> **SOURCE DOCUMENT**:

..........

Over the years there has been a constant battle of lake bed access, permits, designated areas and laws.  HB 140 is just an extension to these activities.  The Town of Garden City has had a “cash cow” in the past charging a trespass fee to park on the publically owned beach that is not even in the city limits.  Now there are discussions about creating a “World Class Beach at Bear Lake”.  That will never happen regardless of how much money they throw at it for various reasons.
Exposed sandy substrate will always be changing with time, weather and lake levels, and ice, none of which are static.  The ‘dry” beaches left when humans decided to impact the shoreline with filling wetlands for houses, diverting water away from their property, destroying vegetation and replacing it with lawns and the resultant chemical fertilizers that enriched the water.  There is no active irrigation ditches in the Town proper.  What is running out on the beaches comes from a gravel aquifer filled with water and no place for it to go.  It is also water carried by wave action into natural depressions that change constantly. The vegetation will persist despite efforts to burn, dig and poison it.  Bear Lake doesn’t have the cleansing tides of the oceans which make true beaches.  Try as you may, with illegal filling/disking activities and taxpayers dollars, Bear Lake will persist.

..........

> **DIRECTION**: Update the Bear Lake beach passage between "Exposed sandy substrate" and "Lake will persist.", inclusive, and put "plant cover" in place of "vegetation".

Raw records

..........

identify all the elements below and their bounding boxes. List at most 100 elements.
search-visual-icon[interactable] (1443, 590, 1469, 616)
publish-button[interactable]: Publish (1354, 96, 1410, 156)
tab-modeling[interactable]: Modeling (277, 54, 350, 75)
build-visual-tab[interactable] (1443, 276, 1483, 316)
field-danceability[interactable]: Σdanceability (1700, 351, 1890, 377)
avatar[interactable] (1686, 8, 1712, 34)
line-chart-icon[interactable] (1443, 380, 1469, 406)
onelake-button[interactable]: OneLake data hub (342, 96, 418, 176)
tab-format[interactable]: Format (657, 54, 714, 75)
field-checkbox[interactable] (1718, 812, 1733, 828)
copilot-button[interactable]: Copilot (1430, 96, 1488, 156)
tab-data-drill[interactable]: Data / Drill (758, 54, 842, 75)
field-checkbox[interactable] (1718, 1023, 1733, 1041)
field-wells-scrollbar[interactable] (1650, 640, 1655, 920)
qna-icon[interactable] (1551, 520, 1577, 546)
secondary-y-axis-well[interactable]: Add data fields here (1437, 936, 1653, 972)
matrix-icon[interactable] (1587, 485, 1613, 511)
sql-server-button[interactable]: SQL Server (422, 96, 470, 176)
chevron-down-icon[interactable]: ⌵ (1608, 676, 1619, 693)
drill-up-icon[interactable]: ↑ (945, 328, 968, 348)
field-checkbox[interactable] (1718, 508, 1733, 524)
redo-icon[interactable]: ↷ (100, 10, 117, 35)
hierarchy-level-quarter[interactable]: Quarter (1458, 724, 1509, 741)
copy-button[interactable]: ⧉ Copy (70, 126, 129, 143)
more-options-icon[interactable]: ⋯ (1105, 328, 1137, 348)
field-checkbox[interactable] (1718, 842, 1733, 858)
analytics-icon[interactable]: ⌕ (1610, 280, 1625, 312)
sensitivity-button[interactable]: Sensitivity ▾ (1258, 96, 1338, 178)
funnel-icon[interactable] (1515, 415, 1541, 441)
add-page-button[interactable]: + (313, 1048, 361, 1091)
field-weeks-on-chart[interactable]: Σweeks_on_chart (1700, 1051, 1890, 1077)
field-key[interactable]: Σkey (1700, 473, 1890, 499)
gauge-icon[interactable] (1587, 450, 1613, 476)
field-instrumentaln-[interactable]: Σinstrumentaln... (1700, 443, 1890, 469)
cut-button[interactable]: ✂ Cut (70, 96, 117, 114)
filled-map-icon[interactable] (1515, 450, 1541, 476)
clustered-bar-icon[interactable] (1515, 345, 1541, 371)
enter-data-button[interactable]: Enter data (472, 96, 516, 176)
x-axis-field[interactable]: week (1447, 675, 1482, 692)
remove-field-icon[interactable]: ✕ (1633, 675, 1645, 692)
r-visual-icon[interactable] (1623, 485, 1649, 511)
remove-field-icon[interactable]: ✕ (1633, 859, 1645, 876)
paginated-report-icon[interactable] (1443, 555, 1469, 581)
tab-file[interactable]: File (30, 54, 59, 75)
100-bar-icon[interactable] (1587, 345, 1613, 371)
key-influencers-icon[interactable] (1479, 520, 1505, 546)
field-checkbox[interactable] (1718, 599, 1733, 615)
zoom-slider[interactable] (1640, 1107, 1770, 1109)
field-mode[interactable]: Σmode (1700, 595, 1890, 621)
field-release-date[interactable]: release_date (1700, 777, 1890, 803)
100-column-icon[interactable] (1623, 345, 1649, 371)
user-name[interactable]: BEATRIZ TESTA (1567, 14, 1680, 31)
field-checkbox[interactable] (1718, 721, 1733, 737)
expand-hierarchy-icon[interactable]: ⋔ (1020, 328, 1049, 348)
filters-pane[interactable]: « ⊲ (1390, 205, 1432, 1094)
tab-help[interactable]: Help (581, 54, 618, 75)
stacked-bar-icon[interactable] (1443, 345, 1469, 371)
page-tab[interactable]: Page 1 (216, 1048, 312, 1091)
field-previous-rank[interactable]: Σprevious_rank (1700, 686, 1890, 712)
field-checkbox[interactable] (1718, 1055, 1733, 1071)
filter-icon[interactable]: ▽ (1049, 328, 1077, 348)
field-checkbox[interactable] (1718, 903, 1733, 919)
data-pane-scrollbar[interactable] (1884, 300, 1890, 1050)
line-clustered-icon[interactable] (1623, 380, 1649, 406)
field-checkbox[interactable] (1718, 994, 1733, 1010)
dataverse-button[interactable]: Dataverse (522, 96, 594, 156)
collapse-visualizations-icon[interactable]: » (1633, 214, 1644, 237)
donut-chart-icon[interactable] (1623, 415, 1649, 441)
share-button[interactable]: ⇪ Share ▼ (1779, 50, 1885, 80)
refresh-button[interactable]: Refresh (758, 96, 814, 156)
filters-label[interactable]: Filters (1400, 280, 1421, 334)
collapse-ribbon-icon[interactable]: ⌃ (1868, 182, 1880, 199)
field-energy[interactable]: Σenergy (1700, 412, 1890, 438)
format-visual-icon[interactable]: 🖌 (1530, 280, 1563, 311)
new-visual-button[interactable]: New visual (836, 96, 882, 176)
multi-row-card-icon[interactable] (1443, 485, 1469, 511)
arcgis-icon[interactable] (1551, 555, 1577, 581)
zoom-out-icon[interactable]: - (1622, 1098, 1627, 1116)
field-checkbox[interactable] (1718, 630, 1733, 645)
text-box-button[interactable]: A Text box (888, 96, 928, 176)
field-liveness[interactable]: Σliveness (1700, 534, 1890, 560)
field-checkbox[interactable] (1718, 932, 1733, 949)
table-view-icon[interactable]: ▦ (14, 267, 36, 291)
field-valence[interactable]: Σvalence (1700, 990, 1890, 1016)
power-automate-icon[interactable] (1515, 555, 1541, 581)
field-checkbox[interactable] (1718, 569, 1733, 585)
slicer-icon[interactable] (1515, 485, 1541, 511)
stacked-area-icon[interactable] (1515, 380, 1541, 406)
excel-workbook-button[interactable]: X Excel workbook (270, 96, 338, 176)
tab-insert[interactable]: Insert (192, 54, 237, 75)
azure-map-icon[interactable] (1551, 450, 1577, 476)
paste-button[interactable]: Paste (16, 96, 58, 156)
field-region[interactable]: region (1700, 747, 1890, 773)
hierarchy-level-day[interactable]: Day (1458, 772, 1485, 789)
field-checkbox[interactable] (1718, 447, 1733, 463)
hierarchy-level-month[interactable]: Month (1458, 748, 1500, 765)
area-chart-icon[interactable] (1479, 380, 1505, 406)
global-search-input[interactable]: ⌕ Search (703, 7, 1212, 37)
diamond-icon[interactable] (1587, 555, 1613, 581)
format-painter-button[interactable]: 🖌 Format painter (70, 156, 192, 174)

..........

> **FULL RESPONSE**:
Exposed sandy substrate will always be changing with time, weather and lake levels, and ice, none of which are static.  The ‘dry” beaches left when humans decided to impact the shoreline with filling wetlands for houses, diverting water away from their property, destroying plant cover and replacing it with lawns and the resultant chemical fertilizers that enriched the water.  There is no active irrigation ditches in the Town proper.  What is running out on the beaches comes from a gravel aquifer filled with water and no place for it to go.  It is also water carried by wave action into natural depressions that change constantly. The plant cover will persist despite efforts to burn, dig and poison it.  Bear Lake doesn’t have the cleansing tides of the oceans which make true beaches.  Try as you may, with illegal filling/disking activities and taxpayers dollars, Bear Lake will persist.